SHORT PROBLEM
Identify all lines in the data containing the string "this". Copy them out.

========

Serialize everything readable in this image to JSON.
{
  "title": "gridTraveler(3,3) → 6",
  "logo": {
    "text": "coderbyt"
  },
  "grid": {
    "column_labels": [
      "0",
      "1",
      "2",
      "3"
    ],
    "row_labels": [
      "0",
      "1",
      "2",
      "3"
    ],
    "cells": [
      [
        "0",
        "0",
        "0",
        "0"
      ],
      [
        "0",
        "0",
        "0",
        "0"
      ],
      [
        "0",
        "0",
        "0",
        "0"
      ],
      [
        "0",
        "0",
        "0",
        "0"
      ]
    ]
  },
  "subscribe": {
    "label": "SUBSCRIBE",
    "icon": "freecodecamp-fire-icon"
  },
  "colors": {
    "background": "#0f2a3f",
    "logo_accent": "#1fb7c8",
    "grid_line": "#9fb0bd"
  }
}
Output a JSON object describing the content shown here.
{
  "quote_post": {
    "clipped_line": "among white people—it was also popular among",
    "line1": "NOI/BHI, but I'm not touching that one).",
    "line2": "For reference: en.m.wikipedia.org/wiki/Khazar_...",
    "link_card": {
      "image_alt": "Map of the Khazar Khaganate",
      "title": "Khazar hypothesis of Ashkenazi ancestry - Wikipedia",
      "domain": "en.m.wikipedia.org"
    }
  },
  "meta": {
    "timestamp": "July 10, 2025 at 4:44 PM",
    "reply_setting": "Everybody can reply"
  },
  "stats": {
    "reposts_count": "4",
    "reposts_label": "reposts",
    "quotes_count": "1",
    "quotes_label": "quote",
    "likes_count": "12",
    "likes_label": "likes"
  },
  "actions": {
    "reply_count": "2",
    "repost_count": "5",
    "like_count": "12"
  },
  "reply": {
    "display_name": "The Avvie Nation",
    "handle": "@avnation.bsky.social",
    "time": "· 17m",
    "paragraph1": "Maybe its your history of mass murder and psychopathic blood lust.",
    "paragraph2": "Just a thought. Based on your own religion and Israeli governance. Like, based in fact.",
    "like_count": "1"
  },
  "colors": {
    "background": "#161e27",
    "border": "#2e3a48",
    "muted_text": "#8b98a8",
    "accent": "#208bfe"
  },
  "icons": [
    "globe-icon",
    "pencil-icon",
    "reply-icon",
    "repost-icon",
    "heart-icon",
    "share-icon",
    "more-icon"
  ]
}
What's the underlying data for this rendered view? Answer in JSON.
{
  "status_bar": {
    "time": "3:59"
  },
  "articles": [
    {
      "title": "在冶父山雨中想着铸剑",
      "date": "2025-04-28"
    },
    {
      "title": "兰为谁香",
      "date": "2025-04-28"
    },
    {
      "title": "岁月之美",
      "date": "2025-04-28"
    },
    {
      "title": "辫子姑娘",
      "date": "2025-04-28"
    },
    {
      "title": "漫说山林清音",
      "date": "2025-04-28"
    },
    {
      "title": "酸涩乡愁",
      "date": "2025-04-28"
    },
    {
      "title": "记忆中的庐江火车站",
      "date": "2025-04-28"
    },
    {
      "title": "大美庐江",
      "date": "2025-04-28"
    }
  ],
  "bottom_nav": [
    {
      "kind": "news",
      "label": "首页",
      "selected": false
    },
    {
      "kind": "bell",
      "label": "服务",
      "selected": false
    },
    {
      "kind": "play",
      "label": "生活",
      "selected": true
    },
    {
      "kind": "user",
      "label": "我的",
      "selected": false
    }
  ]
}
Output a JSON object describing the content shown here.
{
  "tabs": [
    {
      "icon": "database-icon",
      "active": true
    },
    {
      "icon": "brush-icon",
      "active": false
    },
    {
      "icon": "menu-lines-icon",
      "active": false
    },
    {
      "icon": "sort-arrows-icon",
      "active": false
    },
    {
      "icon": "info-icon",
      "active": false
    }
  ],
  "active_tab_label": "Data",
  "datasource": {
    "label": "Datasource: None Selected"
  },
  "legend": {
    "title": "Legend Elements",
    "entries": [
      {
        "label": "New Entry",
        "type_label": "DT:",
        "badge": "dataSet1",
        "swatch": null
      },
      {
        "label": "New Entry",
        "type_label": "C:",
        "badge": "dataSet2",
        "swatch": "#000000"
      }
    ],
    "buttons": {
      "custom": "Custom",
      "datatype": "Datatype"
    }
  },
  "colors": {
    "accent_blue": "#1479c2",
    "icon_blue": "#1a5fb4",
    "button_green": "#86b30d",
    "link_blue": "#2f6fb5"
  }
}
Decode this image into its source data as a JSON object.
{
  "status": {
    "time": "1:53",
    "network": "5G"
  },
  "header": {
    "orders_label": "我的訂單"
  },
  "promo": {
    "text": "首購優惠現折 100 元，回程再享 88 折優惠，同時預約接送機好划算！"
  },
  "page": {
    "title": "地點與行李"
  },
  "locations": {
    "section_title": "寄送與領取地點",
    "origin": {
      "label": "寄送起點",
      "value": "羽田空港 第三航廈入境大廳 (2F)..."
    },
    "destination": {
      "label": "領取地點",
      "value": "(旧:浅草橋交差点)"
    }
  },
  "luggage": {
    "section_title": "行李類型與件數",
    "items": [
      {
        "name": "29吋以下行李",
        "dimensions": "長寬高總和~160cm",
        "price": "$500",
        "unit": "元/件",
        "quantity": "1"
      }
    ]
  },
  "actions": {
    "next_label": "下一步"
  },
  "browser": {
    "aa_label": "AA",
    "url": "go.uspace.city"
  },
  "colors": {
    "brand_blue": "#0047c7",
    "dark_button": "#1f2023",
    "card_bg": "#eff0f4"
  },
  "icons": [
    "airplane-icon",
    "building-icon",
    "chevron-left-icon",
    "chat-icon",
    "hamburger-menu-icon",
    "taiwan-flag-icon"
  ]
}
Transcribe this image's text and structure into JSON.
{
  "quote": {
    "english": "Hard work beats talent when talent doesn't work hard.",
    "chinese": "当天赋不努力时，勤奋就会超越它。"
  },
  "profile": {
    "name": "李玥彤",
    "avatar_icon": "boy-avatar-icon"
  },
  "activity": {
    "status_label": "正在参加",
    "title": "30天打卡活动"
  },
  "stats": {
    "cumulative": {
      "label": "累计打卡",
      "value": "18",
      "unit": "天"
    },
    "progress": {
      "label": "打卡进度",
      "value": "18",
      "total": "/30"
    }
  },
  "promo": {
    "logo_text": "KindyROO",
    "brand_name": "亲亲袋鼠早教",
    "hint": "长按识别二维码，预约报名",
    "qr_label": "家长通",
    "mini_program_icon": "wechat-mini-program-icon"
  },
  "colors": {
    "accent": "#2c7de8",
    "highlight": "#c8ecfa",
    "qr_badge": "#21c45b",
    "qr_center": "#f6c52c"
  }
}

========

WRITTEN ANSWER
Serialize everything readable in this image to JSON.
What's the underlying data for this rendered view? Answer in JSON.
Decode this image into its source data as a JSON object.
Transcribe this image's text and structure into JSON.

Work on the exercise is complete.